THE REQUEST => Format the entries from their first line through the line with "data-point (460, 554, 469, 563)" as a JSON list of strings, one string per line, leaving out any blank lines.

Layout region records
--- START ---
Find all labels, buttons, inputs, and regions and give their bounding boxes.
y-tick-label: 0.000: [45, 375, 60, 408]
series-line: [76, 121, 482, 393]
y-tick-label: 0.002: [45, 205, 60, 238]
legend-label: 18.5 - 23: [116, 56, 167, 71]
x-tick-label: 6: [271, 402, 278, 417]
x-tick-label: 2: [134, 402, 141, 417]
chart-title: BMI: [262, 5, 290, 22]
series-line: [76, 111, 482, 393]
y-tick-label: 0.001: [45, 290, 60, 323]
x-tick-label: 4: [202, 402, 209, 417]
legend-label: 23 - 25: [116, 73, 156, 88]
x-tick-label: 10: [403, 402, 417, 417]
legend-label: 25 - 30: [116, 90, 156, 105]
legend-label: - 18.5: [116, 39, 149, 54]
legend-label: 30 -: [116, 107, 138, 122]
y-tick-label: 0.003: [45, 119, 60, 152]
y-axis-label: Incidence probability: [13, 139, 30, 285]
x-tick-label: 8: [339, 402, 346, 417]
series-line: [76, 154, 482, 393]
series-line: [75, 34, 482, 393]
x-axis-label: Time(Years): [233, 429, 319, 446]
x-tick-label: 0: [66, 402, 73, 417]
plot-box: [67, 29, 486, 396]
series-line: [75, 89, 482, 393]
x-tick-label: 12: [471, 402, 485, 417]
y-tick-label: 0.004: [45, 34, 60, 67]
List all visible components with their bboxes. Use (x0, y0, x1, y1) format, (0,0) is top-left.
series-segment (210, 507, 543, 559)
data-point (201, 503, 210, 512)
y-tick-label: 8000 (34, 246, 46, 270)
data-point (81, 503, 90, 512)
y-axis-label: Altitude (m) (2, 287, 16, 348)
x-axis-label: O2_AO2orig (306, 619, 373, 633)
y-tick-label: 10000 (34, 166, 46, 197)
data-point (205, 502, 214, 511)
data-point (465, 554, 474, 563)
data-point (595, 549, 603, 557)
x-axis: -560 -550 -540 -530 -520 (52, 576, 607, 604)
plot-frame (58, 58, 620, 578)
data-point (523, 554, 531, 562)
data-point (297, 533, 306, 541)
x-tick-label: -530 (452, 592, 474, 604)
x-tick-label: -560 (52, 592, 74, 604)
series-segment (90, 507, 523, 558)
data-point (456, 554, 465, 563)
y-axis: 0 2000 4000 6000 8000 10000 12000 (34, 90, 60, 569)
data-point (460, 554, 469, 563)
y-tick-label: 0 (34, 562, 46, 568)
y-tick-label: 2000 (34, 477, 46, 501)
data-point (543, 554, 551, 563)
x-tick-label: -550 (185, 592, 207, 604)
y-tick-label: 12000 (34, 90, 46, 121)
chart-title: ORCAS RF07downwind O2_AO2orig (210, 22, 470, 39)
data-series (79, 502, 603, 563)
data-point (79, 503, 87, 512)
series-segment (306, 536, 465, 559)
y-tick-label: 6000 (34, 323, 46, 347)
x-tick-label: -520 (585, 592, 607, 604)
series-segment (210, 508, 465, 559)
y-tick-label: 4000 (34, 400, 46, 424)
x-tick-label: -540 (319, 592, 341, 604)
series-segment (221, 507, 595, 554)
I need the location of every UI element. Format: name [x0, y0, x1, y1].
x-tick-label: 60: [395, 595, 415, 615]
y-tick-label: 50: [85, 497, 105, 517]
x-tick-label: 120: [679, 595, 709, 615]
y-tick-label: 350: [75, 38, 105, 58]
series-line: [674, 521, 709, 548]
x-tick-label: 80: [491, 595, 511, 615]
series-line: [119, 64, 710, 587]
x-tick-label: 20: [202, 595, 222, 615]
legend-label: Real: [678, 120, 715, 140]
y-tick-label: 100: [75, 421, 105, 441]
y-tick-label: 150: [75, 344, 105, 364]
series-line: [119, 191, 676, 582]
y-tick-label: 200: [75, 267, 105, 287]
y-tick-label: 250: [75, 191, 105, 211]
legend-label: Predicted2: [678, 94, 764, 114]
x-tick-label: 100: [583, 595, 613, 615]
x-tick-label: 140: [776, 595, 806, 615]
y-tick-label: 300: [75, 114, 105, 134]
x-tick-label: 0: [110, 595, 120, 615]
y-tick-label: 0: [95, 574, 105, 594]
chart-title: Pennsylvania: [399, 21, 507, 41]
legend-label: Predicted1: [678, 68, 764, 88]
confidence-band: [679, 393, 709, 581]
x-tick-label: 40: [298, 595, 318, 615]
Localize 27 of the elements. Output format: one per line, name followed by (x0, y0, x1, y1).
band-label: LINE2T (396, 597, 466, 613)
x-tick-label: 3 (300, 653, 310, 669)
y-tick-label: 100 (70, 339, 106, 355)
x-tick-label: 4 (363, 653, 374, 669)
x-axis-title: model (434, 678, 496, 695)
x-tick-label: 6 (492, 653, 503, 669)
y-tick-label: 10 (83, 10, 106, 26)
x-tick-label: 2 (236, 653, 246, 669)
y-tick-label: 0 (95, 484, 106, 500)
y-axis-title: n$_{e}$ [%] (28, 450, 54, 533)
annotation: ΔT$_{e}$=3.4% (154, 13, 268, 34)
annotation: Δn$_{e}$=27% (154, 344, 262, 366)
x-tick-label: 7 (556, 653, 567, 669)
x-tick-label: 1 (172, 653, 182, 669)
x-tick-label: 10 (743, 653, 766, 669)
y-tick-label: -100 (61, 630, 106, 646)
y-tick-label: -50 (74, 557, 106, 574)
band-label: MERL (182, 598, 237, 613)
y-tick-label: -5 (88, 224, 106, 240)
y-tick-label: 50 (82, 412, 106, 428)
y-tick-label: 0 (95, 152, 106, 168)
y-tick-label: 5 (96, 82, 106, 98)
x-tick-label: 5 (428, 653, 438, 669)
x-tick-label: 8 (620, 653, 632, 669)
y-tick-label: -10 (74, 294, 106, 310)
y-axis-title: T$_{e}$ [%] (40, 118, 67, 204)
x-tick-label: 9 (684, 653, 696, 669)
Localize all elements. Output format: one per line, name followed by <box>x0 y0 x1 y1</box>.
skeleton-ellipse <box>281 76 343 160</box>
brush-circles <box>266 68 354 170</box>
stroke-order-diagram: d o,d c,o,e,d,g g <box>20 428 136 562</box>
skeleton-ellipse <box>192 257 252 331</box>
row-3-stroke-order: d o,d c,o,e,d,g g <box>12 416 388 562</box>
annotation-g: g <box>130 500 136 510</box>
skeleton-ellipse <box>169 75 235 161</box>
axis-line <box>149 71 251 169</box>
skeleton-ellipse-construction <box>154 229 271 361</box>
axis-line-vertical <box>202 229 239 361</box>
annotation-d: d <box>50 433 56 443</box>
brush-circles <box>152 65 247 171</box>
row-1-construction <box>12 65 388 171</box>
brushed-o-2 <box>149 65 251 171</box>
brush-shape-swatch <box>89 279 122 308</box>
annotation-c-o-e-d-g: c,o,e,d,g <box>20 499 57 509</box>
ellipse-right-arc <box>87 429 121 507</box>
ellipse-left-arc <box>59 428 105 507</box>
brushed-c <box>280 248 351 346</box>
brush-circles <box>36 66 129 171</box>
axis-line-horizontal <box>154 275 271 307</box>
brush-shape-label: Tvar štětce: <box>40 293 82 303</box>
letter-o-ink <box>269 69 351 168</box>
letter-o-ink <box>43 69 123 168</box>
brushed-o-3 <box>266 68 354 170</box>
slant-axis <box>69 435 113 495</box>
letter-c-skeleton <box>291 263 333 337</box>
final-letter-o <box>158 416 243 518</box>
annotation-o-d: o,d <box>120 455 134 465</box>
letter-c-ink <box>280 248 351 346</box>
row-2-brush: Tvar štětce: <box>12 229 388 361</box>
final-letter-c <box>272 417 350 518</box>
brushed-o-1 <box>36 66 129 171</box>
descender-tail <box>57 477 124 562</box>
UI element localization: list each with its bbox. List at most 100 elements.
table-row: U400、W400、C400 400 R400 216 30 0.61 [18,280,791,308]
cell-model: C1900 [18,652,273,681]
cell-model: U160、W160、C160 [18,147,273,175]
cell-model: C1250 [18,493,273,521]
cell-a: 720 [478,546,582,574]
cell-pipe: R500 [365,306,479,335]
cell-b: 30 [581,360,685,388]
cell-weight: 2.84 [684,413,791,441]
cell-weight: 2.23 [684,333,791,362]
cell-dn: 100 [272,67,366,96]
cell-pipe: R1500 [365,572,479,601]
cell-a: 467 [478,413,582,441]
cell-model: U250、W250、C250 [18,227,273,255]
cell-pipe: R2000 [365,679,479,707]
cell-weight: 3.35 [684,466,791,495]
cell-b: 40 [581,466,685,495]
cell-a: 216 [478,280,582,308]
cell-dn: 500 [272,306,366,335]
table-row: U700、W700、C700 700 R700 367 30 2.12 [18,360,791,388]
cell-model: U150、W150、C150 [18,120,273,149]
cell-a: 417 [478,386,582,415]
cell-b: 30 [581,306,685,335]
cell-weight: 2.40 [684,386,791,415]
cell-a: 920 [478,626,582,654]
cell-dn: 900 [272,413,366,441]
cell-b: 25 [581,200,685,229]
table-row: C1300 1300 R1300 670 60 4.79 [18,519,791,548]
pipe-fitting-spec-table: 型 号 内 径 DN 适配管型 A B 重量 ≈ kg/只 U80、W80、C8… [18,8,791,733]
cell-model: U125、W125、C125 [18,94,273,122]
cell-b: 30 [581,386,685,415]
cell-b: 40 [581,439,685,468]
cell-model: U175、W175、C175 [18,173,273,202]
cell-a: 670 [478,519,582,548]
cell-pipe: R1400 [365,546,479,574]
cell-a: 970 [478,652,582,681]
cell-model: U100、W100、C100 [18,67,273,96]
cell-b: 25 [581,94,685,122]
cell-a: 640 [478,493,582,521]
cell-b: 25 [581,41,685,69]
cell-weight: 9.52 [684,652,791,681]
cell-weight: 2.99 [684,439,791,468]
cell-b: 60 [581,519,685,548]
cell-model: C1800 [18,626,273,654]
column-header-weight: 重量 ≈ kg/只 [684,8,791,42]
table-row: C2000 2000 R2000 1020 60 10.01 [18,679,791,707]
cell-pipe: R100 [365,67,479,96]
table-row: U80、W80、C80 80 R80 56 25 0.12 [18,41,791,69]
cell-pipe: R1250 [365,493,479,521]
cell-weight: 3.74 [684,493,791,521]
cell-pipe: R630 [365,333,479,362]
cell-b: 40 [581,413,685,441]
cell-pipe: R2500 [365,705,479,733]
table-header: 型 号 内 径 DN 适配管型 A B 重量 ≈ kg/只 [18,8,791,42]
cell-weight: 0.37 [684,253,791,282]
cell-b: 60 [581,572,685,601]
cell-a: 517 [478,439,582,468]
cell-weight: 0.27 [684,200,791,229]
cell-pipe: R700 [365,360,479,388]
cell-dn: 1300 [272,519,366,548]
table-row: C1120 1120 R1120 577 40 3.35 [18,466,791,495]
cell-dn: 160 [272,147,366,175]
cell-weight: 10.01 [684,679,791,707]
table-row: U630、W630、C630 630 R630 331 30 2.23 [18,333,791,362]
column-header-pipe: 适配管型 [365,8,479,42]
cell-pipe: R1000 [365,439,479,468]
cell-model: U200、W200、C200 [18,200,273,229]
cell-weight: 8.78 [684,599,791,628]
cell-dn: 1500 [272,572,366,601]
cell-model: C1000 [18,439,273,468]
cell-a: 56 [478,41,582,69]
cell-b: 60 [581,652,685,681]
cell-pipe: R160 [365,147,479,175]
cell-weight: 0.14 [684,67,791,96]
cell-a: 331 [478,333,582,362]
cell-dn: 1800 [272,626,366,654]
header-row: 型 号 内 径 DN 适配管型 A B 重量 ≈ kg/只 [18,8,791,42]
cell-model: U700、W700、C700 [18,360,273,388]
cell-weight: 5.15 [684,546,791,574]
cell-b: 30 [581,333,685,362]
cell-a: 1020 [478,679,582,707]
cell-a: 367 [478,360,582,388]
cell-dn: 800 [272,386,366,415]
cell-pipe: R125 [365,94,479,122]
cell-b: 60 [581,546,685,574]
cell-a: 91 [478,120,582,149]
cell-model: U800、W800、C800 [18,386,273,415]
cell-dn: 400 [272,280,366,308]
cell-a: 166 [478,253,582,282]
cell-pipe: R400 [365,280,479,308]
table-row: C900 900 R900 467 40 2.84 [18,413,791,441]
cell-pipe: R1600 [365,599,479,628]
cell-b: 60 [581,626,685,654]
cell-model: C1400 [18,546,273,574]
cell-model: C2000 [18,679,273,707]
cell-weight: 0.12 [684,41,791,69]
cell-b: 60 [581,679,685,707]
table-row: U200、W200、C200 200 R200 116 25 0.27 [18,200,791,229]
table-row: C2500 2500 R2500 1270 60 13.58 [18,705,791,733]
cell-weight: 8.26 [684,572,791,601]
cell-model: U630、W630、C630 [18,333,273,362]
--- END ---
THE OUTPUT =>
[
  "Find all labels, buttons, inputs, and regions and give their bounding boxes.",
  "y-tick-label: 0.000: [45, 375, 60, 408]",
  "series-line: [76, 121, 482, 393]",
  "y-tick-label: 0.002: [45, 205, 60, 238]",
  "legend-label: 18.5 - 23: [116, 56, 167, 71]",
  "x-tick-label: 6: [271, 402, 278, 417]",
  "x-tick-label: 2: [134, 402, 141, 417]",
  "chart-title: BMI: [262, 5, 290, 22]",
  "series-line: [76, 111, 482, 393]",
  "y-tick-label: 0.001: [45, 290, 60, 323]",
  "x-tick-label: 4: [202, 402, 209, 417]",
  "legend-label: 23 - 25: [116, 73, 156, 88]",
  "x-tick-label: 10: [403, 402, 417, 417]",
  "legend-label: 25 - 30: [116, 90, 156, 105]",
  "legend-label: - 18.5: [116, 39, 149, 54]",
  "legend-label: 30 -: [116, 107, 138, 122]",
  "y-tick-label: 0.003: [45, 119, 60, 152]",
  "y-axis-label: Incidence probability: [13, 139, 30, 285]",
  "x-tick-label: 8: [339, 402, 346, 417]",
  "series-line: [76, 154, 482, 393]",
  "series-line: [75, 34, 482, 393]",
  "x-axis-label: Time(Years): [233, 429, 319, 446]",
  "x-tick-label: 0: [66, 402, 73, 417]",
  "plot-box: [67, 29, 486, 396]",
  "series-line: [75, 89, 482, 393]",
  "x-tick-label: 12: [471, 402, 485, 417]",
  "y-tick-label: 0.004: [45, 34, 60, 67]",
  "List all visible components with their bboxes. Use (x0, y0, x1, y1) format, (0,0) is top-left.",
  "series-segment (210, 507, 543, 559)",
  "data-point (201, 503, 210, 512)",
  "y-tick-label: 8000 (34, 246, 46, 270)",
  "data-point (81, 503, 90, 512)",
  "y-axis-label: Altitude (m) (2, 287, 16, 348)",
  "x-axis-label: O2_AO2orig (306, 619, 373, 633)",
  "y-tick-label: 10000 (34, 166, 46, 197)",
  "data-point (205, 502, 214, 511)",
  "data-point (465, 554, 474, 563)",
  "data-point (595, 549, 603, 557)",
  "x-axis: -560 -550 -540 -530 -520 (52, 576, 607, 604)",
  "plot-frame (58, 58, 620, 578)",
  "data-point (523, 554, 531, 562)",
  "data-point (297, 533, 306, 541)",
  "x-tick-label: -530 (452, 592, 474, 604)",
  "x-tick-label: -560 (52, 592, 74, 604)",
  "series-segment (90, 507, 523, 558)",
  "data-point (456, 554, 465, 563)",
  "y-axis: 0 2000 4000 6000 8000 10000 12000 (34, 90, 60, 569)",
  "data-point (460, 554, 469, 563)"
]